**What you need to do:**
Can you write out all of the material below, word for word?

:::::

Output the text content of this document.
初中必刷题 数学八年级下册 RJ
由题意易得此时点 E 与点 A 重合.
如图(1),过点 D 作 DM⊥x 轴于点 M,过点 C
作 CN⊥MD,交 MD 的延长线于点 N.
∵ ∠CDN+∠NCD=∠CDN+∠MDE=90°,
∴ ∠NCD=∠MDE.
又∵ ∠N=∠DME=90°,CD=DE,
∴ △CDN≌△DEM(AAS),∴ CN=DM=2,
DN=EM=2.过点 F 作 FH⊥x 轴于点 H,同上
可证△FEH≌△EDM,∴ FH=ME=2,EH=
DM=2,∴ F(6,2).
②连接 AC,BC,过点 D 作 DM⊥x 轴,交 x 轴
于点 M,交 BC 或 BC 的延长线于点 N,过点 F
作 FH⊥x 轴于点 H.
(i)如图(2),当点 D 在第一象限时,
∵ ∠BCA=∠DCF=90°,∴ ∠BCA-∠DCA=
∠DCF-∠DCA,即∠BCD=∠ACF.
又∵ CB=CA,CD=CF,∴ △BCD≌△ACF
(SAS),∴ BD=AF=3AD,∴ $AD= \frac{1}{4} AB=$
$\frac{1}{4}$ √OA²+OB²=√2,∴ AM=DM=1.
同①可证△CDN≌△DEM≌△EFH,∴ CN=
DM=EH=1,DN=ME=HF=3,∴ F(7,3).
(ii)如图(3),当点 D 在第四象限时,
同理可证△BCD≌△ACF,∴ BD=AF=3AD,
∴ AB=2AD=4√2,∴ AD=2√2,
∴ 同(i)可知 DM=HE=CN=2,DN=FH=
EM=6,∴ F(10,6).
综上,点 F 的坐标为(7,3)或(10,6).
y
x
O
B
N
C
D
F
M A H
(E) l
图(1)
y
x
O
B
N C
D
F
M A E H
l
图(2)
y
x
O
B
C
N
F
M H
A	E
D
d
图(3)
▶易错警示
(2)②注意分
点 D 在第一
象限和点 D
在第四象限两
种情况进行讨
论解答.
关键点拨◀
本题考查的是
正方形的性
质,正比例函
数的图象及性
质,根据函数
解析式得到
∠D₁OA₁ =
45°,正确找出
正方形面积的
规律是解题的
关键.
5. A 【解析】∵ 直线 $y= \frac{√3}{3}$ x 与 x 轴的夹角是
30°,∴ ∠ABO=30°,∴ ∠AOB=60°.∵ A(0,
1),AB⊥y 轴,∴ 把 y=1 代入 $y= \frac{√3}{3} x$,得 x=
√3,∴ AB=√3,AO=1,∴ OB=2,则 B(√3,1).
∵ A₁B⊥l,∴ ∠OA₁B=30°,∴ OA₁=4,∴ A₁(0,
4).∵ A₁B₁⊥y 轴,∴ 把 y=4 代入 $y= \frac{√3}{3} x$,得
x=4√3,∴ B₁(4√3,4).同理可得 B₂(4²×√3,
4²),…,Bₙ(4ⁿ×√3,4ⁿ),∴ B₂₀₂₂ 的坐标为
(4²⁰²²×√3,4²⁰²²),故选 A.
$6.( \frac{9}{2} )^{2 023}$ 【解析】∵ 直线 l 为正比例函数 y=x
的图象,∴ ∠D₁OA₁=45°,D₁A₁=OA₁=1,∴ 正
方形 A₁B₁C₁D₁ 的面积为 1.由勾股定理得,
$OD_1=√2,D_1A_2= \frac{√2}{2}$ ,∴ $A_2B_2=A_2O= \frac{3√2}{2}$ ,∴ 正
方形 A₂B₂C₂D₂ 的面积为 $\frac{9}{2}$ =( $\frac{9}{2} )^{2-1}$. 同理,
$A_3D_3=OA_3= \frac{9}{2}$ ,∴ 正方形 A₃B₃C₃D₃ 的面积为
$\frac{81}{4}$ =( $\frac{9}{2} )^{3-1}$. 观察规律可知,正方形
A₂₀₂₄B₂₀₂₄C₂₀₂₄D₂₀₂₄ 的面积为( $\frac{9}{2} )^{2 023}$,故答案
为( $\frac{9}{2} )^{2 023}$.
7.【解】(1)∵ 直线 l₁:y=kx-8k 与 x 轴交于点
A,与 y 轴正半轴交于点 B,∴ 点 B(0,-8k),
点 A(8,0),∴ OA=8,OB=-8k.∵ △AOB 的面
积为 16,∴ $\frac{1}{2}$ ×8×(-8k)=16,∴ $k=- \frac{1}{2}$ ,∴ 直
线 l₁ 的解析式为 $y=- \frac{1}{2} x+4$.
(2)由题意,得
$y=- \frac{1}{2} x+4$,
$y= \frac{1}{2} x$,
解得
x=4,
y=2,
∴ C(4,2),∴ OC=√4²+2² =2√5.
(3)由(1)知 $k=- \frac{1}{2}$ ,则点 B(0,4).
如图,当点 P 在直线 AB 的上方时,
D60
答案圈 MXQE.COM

:::::

**Task solution:**
Output the text content of this document.
初中必刷题 数学八年级下册 RJ
由题意易得此时点 E 与点 A 重合.
如图(1),过点 D 作 DM⊥x 轴于点 M,过点 C
作 CN⊥MD,交 MD 的延长线于点 N.
∵ ∠CDN+∠NCD=∠CDN+∠MDE=90°,
∴ ∠NCD=∠MDE.
又∵ ∠N=∠DME=90°,CD=DE,
∴ △CDN≌△DEM(AAS),∴ CN=DM=2,
DN=EM=2.过点 F 作 FH⊥x 轴于点 H,同上
可证△FEH≌△EDM,∴ FH=ME=2,EH=
DM=2,∴ F(6,2).
②连接 AC,BC,过点 D 作 DM⊥x 轴,交 x 轴
于点 M,交 BC 或 BC 的延长线于点 N,过点 F
作 FH⊥x 轴于点 H.
(i)如图(2),当点 D 在第一象限时,
∵ ∠BCA=∠DCF=90°,∴ ∠BCA-∠DCA=
∠DCF-∠DCA,即∠BCD=∠ACF.
又∵ CB=CA,CD=CF,∴ △BCD≌△ACF
(SAS),∴ BD=AF=3AD,∴ $AD= \frac{1}{4} AB=$
$\frac{1}{4}$ √OA²+OB²=√2,∴ AM=DM=1.
同①可证△CDN≌△DEM≌△EFH,∴ CN=
DM=EH=1,DN=ME=HF=3,∴ F(7,3).
(ii)如图(3),当点 D 在第四象限时,
同理可证△BCD≌△ACF,∴ BD=AF=3AD,
∴ AB=2AD=4√2,∴ AD=2√2,
∴ 同(i)可知 DM=HE=CN=2,DN=FH=
EM=6,∴ F(10,6).
综上,点 F 的坐标为(7,3)或(10,6).
y
x
O
B
N
C
D
F
M A H
(E) l
图(1)
y
x
O
B
N C
D
F
M A E H
l
图(2)
y
x
O
B
C
N
F
M H
A	E
D
d
图(3)
▶易错警示
(2)②注意分
点 D 在第一
象限和点 D
在第四象限两
种情况进行讨
论解答.
关键点拨◀
本题考查的是
正方形的性
质,正比例函
数的图象及性
质,根据函数
解析式得到
∠D₁OA₁ =
45°,正确找出
正方形面积的
规律是解题的
关键.
5. A 【解析】∵ 直线 $y= \frac{√3}{3}$ x 与 x 轴的夹角是
30°,∴ ∠ABO=30°,∴ ∠AOB=60°.∵ A(0,
1),AB⊥y 轴,∴ 把 y=1 代入 $y= \frac{√3}{3} x$,得 x=
√3,∴ AB=√3,AO=1,∴ OB=2,则 B(√3,1).
∵ A₁B⊥l,∴ ∠OA₁B=30°,∴ OA₁=4,∴ A₁(0,
4).∵ A₁B₁⊥y 轴,∴ 把 y=4 代入 $y= \frac{√3}{3} x$,得
x=4√3,∴ B₁(4√3,4).同理可得 B₂(4²×√3,
4²),…,Bₙ(4ⁿ×√3,4ⁿ),∴ B₂₀₂₂ 的坐标为
(4²⁰²²×√3,4²⁰²²),故选 A.
$6.( \frac{9}{2} )^{2 023}$ 【解析】∵ 直线 l 为正比例函数 y=x
的图象,∴ ∠D₁OA₁=45°,D₁A₁=OA₁=1,∴ 正
方形 A₁B₁C₁D₁ 的面积为 1.由勾股定理得,
$OD_1=√2,D_1A_2= \frac{√2}{2}$ ,∴ $A_2B_2=A_2O= \frac{3√2}{2}$ ,∴ 正
方形 A₂B₂C₂D₂ 的面积为 $\frac{9}{2}$ =( $\frac{9}{2} )^{2-1}$. 同理,
$A_3D_3=OA_3= \frac{9}{2}$ ,∴ 正方形 A₃B₃C₃D₃ 的面积为
$\frac{81}{4}$ =( $\frac{9}{2} )^{3-1}$. 观察规律可知,正方形
A₂₀₂₄B₂₀₂₄C₂₀₂₄D₂₀₂₄ 的面积为( $\frac{9}{2} )^{2 023}$,故答案
为( $\frac{9}{2} )^{2 023}$.
7.【解】(1)∵ 直线 l₁:y=kx-8k 与 x 轴交于点
A,与 y 轴正半轴交于点 B,∴ 点 B(0,-8k),
点 A(8,0),∴ OA=8,OB=-8k.∵ △AOB 的面
积为 16,∴ $\frac{1}{2}$ ×8×(-8k)=16,∴ $k=- \frac{1}{2}$ ,∴ 直
线 l₁ 的解析式为 $y=- \frac{1}{2} x+4$.
(2)由题意,得
$y=- \frac{1}{2} x+4$,
$y= \frac{1}{2} x$,
解得
x=4,
y=2,
∴ C(4,2),∴ OC=√4²+2² =2√5.
(3)由(1)知 $k=- \frac{1}{2}$ ,则点 B(0,4).
如图,当点 P 在直线 AB 的上方时,
D60
答案圈 MXQE.COM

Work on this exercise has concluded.